> [Requirements] Each line of the listing that contains the word "this" is to be copied.

> [Provided entries]
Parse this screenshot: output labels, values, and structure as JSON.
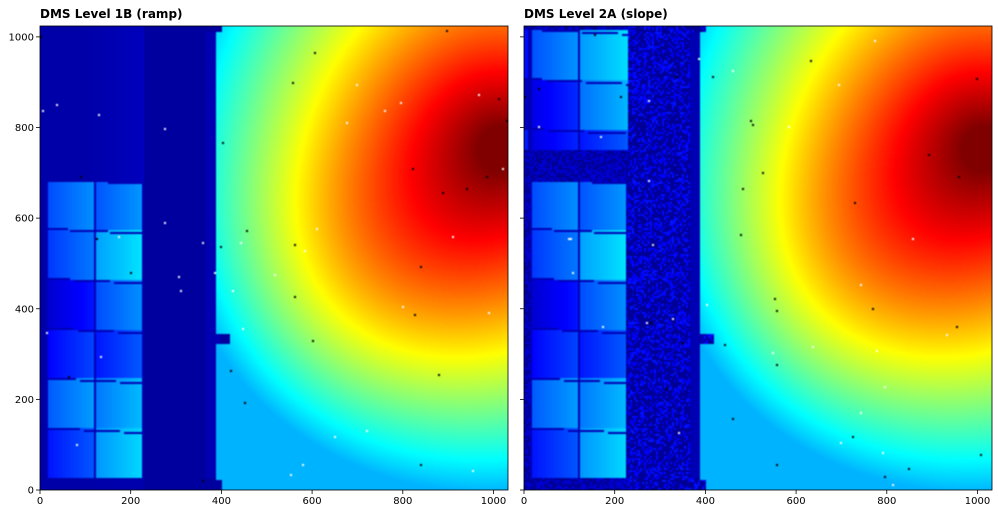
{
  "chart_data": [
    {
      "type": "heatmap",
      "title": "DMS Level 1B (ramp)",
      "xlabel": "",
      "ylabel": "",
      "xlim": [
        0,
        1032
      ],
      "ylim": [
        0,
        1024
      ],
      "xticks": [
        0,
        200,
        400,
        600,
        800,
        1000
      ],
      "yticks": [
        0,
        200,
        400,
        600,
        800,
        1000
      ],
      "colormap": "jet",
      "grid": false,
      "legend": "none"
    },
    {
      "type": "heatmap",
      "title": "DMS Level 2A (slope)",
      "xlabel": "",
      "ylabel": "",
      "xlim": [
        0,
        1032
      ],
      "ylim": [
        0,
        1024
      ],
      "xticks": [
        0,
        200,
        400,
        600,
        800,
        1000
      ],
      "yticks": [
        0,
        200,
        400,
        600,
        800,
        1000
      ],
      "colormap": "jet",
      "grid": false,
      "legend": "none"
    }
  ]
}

* * *

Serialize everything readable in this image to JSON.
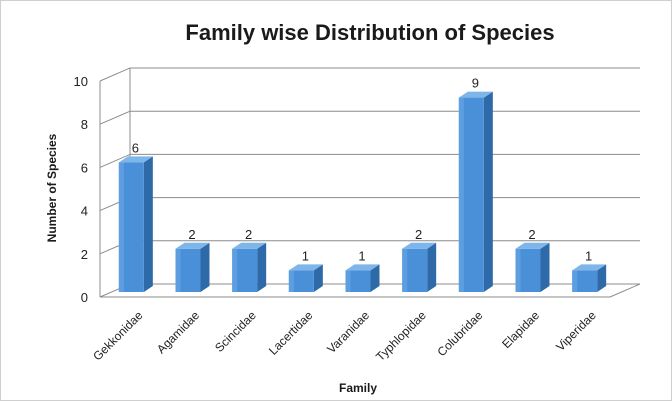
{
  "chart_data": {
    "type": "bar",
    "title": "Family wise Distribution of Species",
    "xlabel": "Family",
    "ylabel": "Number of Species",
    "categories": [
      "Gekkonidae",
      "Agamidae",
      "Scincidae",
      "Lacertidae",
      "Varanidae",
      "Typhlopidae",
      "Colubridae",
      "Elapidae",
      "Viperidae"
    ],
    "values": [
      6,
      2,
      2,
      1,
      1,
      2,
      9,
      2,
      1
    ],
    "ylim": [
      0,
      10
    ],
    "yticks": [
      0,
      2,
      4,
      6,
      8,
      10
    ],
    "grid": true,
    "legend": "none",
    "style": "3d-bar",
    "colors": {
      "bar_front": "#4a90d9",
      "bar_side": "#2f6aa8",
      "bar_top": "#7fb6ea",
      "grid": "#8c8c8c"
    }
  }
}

> [Expected answer]
Parse this screenshot: output labels, values, and structure as JSON.
Serialize everything readable in this image to JSON.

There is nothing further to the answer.